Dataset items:
## start
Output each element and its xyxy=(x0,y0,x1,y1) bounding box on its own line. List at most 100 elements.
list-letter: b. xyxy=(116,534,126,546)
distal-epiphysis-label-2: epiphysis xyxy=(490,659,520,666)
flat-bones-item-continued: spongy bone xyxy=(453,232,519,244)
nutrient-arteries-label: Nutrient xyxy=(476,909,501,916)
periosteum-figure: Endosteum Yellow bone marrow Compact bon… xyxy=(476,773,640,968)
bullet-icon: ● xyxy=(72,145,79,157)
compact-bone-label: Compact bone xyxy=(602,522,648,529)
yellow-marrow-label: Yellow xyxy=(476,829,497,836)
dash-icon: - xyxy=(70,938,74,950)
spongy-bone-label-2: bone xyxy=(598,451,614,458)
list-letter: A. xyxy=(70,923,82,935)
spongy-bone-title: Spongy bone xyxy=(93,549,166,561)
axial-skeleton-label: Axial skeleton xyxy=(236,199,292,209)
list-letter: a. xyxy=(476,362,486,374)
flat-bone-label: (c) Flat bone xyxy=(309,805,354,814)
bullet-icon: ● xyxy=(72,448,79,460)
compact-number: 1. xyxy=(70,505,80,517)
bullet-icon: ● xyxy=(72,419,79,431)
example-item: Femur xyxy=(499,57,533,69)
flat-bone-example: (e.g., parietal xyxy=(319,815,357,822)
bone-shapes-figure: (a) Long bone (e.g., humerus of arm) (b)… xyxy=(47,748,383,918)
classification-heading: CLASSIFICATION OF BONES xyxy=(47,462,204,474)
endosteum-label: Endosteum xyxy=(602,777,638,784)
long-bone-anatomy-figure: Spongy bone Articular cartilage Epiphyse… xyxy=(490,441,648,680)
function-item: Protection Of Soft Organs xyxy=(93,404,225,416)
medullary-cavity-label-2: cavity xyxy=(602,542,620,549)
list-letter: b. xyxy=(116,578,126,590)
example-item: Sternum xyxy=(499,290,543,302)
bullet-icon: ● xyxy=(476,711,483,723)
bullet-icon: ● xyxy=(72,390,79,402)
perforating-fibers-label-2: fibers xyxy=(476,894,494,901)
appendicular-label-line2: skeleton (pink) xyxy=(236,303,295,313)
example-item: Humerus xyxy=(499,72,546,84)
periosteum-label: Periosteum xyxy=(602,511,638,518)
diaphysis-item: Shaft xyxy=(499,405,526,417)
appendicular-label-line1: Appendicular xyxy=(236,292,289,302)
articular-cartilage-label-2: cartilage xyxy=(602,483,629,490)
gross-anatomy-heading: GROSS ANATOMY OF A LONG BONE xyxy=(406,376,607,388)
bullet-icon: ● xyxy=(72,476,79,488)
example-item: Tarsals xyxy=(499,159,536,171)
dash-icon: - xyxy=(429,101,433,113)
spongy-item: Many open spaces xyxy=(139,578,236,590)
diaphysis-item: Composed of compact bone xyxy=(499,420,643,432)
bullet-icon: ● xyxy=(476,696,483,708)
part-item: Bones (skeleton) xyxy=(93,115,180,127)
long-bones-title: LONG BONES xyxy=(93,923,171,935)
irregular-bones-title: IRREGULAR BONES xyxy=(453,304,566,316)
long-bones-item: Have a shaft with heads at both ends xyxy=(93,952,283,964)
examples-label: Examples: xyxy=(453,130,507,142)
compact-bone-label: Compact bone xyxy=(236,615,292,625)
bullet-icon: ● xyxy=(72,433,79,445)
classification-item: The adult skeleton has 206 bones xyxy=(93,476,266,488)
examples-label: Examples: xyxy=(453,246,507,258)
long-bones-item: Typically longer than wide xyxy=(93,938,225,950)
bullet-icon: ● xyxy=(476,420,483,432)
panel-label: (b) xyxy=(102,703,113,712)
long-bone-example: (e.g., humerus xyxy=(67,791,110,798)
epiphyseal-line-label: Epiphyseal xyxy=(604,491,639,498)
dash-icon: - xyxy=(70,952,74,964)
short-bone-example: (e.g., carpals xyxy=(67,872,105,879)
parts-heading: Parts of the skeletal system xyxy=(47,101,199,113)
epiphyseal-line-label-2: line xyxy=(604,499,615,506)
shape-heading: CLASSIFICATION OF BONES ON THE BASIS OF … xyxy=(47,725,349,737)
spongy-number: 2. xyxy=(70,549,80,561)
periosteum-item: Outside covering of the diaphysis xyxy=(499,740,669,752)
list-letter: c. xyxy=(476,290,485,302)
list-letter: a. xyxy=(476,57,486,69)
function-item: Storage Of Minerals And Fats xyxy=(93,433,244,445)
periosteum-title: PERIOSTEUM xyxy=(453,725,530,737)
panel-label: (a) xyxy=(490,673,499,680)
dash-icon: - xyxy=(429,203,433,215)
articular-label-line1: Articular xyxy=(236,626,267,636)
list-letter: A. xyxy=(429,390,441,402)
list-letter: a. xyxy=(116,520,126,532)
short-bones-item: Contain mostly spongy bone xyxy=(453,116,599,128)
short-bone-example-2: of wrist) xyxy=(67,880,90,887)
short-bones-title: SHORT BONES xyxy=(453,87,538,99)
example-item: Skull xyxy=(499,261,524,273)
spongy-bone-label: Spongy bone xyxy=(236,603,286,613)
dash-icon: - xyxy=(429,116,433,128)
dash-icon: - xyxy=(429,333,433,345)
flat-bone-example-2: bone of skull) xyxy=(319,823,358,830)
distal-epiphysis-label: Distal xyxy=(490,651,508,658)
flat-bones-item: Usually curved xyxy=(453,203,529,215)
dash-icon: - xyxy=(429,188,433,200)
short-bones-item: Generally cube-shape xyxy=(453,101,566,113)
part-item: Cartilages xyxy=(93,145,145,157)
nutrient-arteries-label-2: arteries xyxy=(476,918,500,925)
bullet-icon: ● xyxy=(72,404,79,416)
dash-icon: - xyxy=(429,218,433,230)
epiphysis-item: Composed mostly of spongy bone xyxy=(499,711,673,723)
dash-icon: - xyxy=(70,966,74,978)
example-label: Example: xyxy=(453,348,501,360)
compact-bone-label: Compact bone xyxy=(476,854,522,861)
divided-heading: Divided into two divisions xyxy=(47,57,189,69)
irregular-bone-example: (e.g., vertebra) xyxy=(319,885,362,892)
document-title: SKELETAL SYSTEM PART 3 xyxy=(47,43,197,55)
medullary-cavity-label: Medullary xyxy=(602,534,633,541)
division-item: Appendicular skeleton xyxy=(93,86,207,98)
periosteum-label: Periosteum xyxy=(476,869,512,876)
## end
● WHAT IS BEING ASKED:
Render the listing as a JSON list of strings, one string per line and blank lines omitted, running from its first line through the line containing "compact-bone-label: Compact bone xyxy=(602,522,648,529)", both ends included.

● SOLUTION:
[
  "Output each element and its xyxy=(x0,y0,x1,y1) bounding box on its own line. List at most 100 elements.",
  "list-letter: b. xyxy=(116,534,126,546)",
  "distal-epiphysis-label-2: epiphysis xyxy=(490,659,520,666)",
  "flat-bones-item-continued: spongy bone xyxy=(453,232,519,244)",
  "nutrient-arteries-label: Nutrient xyxy=(476,909,501,916)",
  "periosteum-figure: Endosteum Yellow bone marrow Compact bon… xyxy=(476,773,640,968)",
  "bullet-icon: ● xyxy=(72,145,79,157)",
  "compact-bone-label: Compact bone xyxy=(602,522,648,529)"
]